> _The problem_
In your copy, include every line of the listing below exactly but none of the pictures.

───── Task data ─────

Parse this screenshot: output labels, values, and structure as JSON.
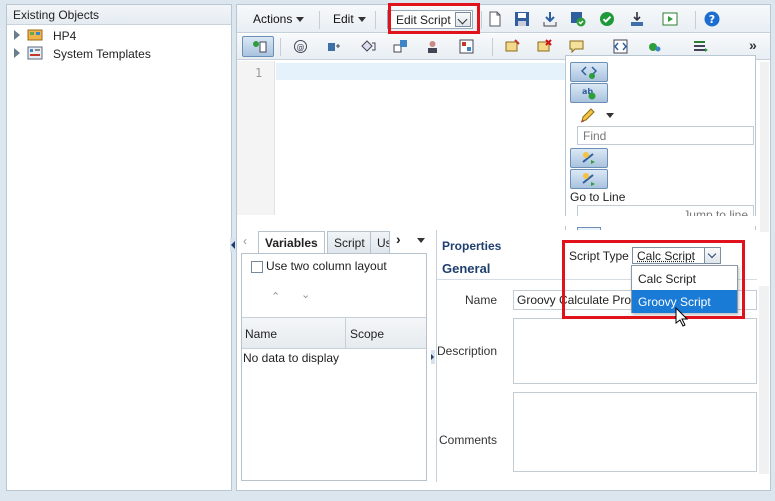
{
  "tree": {
    "header": "Existing Objects",
    "items": [
      {
        "label": "HP4"
      },
      {
        "label": "System Templates"
      }
    ]
  },
  "toolbar": {
    "actions_label": "Actions",
    "edit_label": "Edit",
    "edit_script_label": "Edit Script"
  },
  "editor": {
    "line_number": "1"
  },
  "find_panel": {
    "find_placeholder": "Find",
    "goto_label": "Go to Line",
    "jump_placeholder": "Jump to line"
  },
  "variables": {
    "tabs": [
      "Variables",
      "Script",
      "Us"
    ],
    "checkbox_label": "Use two column layout",
    "columns": [
      "Name",
      "Scope"
    ],
    "empty_text": "No data to display"
  },
  "properties": {
    "title": "Properties",
    "section": "General",
    "script_type_label": "Script Type",
    "script_type_value": "Calc Script",
    "name_label": "Name",
    "name_value": "Groovy Calculate Produc",
    "description_label": "Description",
    "comments_label": "Comments"
  },
  "script_type_options": [
    "Calc Script",
    "Groovy Script"
  ],
  "colors": {
    "highlight": "#e0121b",
    "selected": "#1a7bd6"
  }
}
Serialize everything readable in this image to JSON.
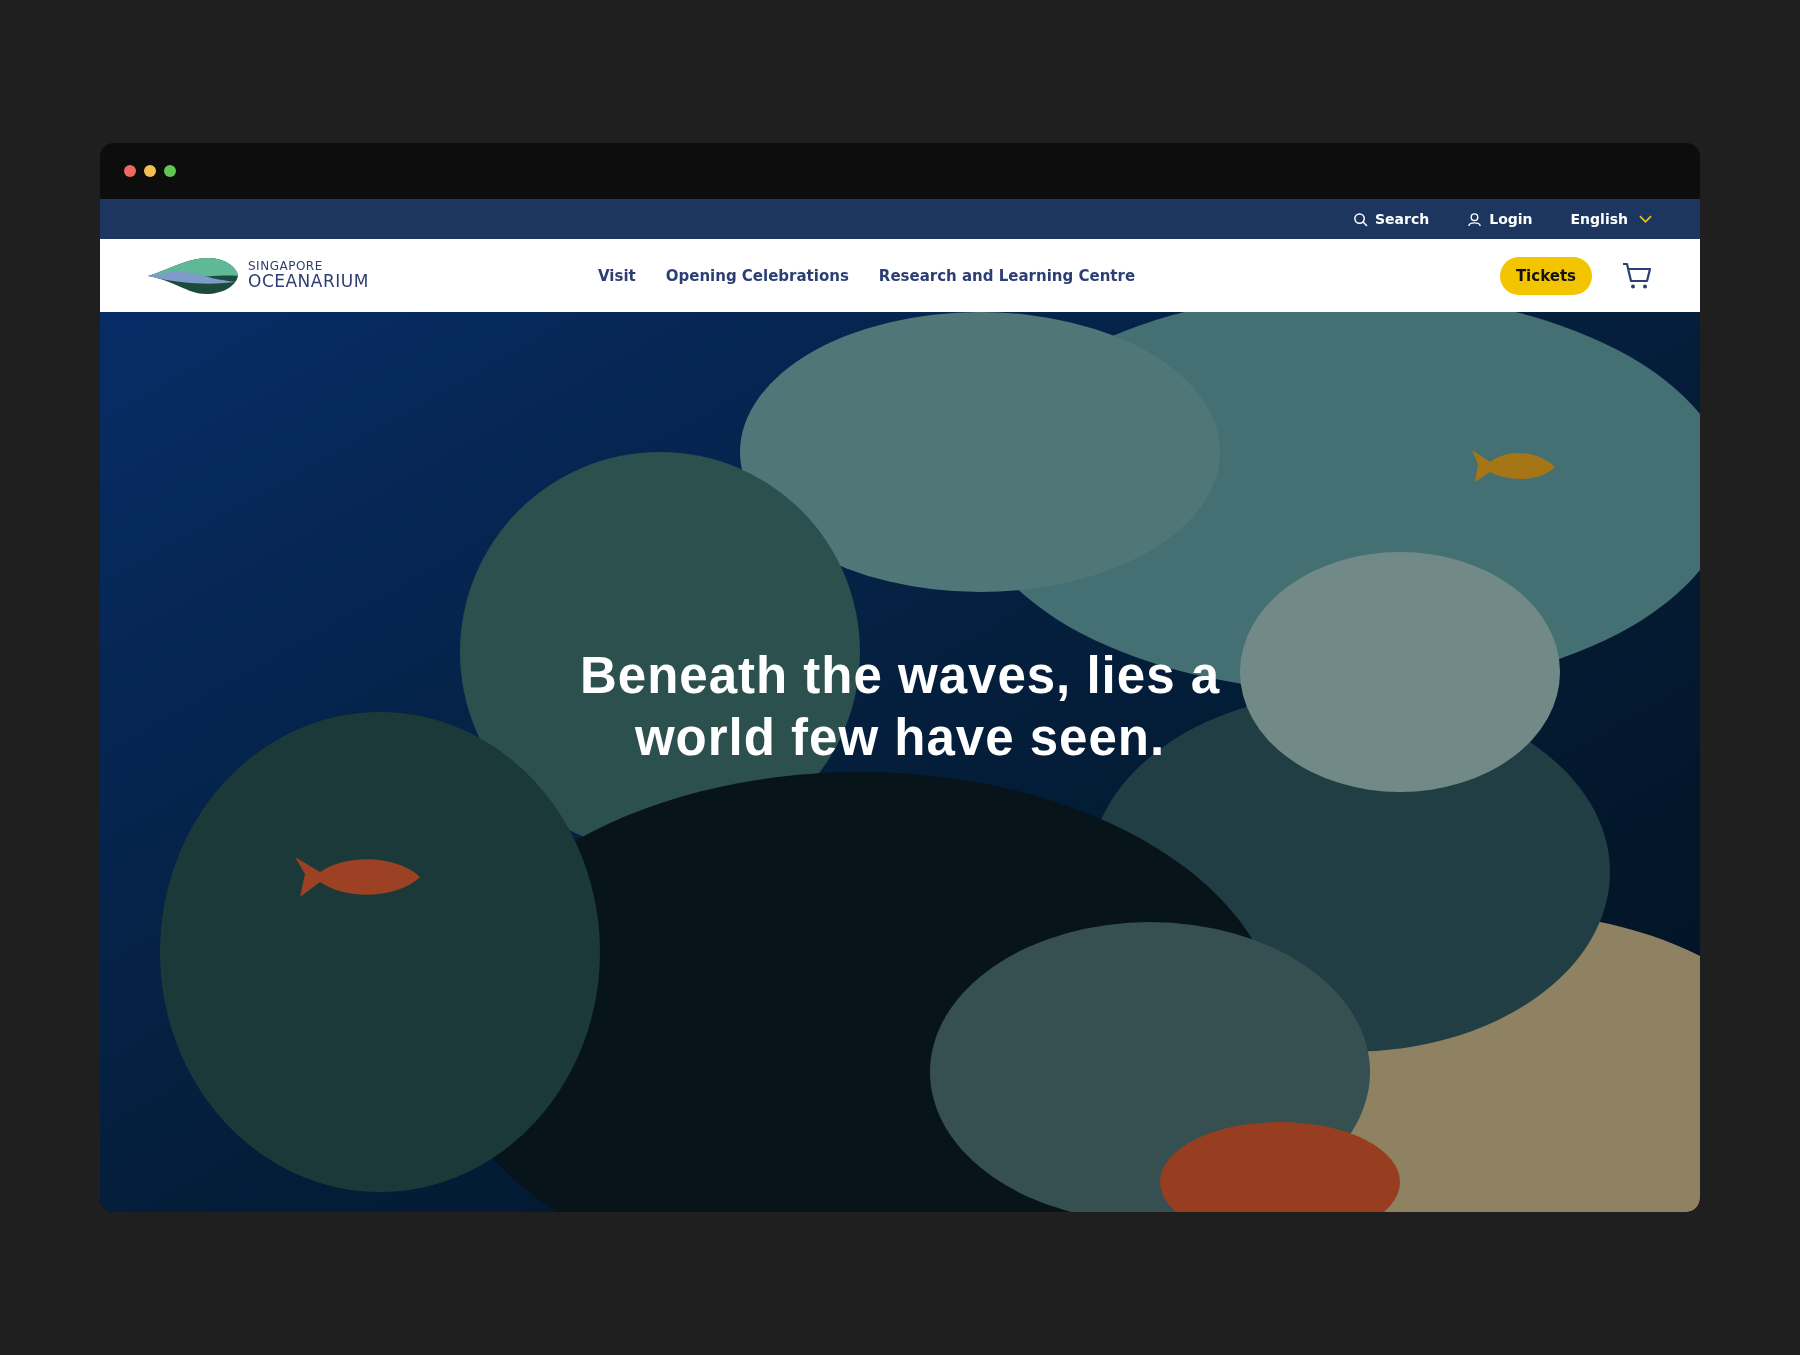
{
  "utility_bar": {
    "search": "Search",
    "login": "Login",
    "language": "English"
  },
  "brand": {
    "line_1": "SINGAPORE",
    "line_2": "OCEANARIUM"
  },
  "nav": [
    {
      "label": "Visit"
    },
    {
      "label": "Opening Celebrations"
    },
    {
      "label": "Research and Learning Centre"
    }
  ],
  "tickets_button": "Tickets",
  "hero": {
    "kind": "picture",
    "headline": "Beneath the waves, lies a world few have seen."
  }
}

─────

> _Full response_
Parse this screenshot: output labels, values, and structure as JSON.
{
  "tree": {
    "header": "Existing Objects",
    "items": [
      {
        "label": "HP4"
      },
      {
        "label": "System Templates"
      }
    ]
  },
  "toolbar": {
    "actions_label": "Actions",
    "edit_label": "Edit",
    "edit_script_label": "Edit Script"
  },
  "editor": {
    "line_number": "1"
  },
  "find_panel": {
    "find_placeholder": "Find",
    "goto_label": "Go to Line",
    "jump_placeholder": "Jump to line"
  },
  "variables": {
    "tabs": [
      "Variables",
      "Script",
      "Us"
    ],
    "checkbox_label": "Use two column layout",
    "columns": [
      "Name",
      "Scope"
    ],
    "empty_text": "No data to display"
  },
  "properties": {
    "title": "Properties",
    "section": "General",
    "script_type_label": "Script Type",
    "script_type_value": "Calc Script",
    "name_label": "Name",
    "name_value": "Groovy Calculate Produc",
    "description_label": "Description",
    "comments_label": "Comments"
  },
  "script_type_options": [
    "Calc Script",
    "Groovy Script"
  ],
  "colors": {
    "highlight": "#e0121b",
    "selected": "#1a7bd6"
  }
}
Serialize everything readable in this image to JSON.
{
  "utility_bar": {
    "search": "Search",
    "login": "Login",
    "language": "English"
  },
  "brand": {
    "line_1": "SINGAPORE",
    "line_2": "OCEANARIUM"
  },
  "nav": [
    {
      "label": "Visit"
    },
    {
      "label": "Opening Celebrations"
    },
    {
      "label": "Research and Learning Centre"
    }
  ],
  "tickets_button": "Tickets",
  "hero": {
    "kind": "picture",
    "headline": "Beneath the waves, lies a world few have seen."
  }
}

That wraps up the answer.